>>>
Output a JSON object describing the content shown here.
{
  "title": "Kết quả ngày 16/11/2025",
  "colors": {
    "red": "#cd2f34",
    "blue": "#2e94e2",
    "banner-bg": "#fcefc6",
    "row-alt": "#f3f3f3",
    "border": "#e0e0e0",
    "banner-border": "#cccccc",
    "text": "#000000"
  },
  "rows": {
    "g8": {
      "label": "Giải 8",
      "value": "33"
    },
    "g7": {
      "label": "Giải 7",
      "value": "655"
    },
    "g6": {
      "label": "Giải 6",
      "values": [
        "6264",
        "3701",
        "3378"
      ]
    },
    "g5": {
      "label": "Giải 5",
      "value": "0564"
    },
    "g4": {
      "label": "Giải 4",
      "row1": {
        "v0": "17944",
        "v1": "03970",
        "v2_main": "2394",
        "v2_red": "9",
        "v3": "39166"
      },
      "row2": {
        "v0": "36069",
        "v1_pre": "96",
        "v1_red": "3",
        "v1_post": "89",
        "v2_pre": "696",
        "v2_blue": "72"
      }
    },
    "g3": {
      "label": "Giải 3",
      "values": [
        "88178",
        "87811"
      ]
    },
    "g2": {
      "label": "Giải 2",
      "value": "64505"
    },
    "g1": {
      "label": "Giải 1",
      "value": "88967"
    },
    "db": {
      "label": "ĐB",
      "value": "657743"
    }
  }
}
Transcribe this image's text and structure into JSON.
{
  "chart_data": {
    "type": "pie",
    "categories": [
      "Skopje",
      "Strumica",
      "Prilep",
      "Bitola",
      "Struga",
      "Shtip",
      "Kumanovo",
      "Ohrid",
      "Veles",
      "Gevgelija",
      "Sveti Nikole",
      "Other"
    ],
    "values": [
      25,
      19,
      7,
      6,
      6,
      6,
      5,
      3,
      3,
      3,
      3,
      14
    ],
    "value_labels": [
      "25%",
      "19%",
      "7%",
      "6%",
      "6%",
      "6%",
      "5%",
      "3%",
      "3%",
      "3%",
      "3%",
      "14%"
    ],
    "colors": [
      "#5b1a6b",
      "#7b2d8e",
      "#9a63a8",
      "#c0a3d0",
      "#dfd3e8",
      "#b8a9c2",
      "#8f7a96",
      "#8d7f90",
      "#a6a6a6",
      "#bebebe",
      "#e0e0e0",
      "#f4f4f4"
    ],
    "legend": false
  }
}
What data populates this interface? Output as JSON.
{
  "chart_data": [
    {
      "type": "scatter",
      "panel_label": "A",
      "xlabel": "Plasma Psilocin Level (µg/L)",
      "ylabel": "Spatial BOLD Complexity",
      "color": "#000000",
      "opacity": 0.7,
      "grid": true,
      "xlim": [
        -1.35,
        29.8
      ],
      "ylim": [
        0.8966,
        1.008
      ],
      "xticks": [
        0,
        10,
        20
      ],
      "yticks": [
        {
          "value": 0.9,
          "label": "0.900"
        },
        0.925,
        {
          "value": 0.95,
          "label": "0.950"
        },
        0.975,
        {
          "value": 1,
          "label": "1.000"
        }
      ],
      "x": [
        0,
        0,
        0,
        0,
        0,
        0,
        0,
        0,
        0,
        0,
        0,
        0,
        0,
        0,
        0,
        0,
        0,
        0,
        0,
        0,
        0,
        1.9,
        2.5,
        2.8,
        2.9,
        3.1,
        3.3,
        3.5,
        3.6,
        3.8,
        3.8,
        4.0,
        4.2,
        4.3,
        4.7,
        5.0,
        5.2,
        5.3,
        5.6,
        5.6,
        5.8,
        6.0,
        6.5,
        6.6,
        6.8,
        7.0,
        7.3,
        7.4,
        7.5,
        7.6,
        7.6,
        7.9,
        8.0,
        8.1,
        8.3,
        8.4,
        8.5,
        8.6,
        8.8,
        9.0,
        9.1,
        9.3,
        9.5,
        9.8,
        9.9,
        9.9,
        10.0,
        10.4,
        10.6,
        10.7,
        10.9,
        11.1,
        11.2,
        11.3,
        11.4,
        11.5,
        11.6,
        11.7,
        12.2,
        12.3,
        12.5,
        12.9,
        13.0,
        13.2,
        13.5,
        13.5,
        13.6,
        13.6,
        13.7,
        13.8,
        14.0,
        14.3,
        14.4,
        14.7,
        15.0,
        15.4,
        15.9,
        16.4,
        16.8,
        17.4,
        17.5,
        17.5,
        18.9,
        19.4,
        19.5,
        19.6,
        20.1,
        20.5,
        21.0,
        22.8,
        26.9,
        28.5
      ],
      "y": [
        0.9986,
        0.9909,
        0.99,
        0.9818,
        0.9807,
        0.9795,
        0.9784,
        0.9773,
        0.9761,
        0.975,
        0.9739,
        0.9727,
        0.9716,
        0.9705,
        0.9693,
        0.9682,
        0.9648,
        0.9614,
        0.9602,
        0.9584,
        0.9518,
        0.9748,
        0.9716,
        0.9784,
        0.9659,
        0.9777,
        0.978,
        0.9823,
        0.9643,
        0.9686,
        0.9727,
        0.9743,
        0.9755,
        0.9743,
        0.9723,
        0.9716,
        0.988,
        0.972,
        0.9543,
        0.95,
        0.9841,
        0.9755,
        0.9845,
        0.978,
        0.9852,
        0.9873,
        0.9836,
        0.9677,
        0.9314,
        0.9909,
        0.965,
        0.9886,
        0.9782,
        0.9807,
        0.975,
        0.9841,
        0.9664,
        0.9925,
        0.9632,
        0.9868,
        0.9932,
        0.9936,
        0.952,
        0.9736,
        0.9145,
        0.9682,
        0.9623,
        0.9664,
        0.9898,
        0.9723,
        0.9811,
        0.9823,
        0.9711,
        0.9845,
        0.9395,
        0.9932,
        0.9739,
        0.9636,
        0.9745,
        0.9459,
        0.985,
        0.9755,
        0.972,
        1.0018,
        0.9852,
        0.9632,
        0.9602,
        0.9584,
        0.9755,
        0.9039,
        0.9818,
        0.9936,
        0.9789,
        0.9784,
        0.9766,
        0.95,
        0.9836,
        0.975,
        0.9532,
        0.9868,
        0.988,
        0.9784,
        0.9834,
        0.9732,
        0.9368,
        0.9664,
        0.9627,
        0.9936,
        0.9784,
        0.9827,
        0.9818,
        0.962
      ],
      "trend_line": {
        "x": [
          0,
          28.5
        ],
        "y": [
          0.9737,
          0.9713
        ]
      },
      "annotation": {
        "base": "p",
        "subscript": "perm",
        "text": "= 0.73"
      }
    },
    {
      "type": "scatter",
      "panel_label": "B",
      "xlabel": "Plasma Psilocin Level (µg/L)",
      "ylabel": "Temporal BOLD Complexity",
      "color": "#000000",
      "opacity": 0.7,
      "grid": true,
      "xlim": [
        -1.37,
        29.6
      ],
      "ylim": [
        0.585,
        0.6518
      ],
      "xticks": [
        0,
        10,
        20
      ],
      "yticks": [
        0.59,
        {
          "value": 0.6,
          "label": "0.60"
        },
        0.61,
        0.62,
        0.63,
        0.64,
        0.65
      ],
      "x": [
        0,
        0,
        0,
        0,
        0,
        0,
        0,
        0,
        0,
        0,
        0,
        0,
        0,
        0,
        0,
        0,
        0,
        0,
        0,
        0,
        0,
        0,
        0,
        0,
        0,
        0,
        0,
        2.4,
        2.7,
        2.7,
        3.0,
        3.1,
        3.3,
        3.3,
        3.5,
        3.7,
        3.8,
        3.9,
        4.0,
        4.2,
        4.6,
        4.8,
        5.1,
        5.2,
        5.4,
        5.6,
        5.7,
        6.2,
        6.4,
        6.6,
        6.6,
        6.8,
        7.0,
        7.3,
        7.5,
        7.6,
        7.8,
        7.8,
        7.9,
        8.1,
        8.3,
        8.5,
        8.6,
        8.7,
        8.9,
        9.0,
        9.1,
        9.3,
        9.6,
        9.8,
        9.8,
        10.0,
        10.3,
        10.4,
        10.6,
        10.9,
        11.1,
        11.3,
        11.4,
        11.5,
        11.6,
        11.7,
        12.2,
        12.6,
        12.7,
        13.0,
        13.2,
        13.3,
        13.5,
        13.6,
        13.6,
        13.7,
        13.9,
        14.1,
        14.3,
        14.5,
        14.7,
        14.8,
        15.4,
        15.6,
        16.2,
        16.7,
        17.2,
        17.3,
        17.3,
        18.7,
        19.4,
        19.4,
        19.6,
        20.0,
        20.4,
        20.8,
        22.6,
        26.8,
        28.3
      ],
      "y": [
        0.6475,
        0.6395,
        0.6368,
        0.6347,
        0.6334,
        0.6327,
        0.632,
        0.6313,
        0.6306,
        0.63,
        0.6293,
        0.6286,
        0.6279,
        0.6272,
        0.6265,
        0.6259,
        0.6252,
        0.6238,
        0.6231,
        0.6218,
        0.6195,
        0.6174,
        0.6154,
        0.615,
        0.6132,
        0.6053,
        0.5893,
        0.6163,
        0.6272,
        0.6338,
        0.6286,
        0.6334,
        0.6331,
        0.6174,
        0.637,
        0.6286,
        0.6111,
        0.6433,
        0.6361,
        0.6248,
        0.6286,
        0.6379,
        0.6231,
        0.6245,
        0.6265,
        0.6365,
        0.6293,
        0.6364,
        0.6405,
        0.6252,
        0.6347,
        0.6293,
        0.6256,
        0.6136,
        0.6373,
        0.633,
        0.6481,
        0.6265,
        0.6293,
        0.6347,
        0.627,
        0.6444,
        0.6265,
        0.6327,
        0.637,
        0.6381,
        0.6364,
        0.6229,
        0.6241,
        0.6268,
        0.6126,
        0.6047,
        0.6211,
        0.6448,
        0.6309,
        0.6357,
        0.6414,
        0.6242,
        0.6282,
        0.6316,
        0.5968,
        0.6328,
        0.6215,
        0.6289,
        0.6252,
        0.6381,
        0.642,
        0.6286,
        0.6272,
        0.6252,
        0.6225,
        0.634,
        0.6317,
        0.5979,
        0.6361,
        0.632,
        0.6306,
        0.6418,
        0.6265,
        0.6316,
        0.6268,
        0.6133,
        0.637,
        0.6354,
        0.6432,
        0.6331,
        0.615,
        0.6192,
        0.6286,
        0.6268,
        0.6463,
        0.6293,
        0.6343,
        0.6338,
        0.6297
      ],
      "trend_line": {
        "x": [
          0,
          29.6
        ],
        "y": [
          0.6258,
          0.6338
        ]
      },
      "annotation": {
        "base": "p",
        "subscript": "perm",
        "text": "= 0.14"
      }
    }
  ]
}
<<<
▶ **Goal of the exercise**:
Identify the lines that contain the string "Complexity", and copy every one of them.

▶ **Answer below**:
      "ylabel": "Spatial BOLD Complexity",
      "ylabel": "Temporal BOLD Complexity",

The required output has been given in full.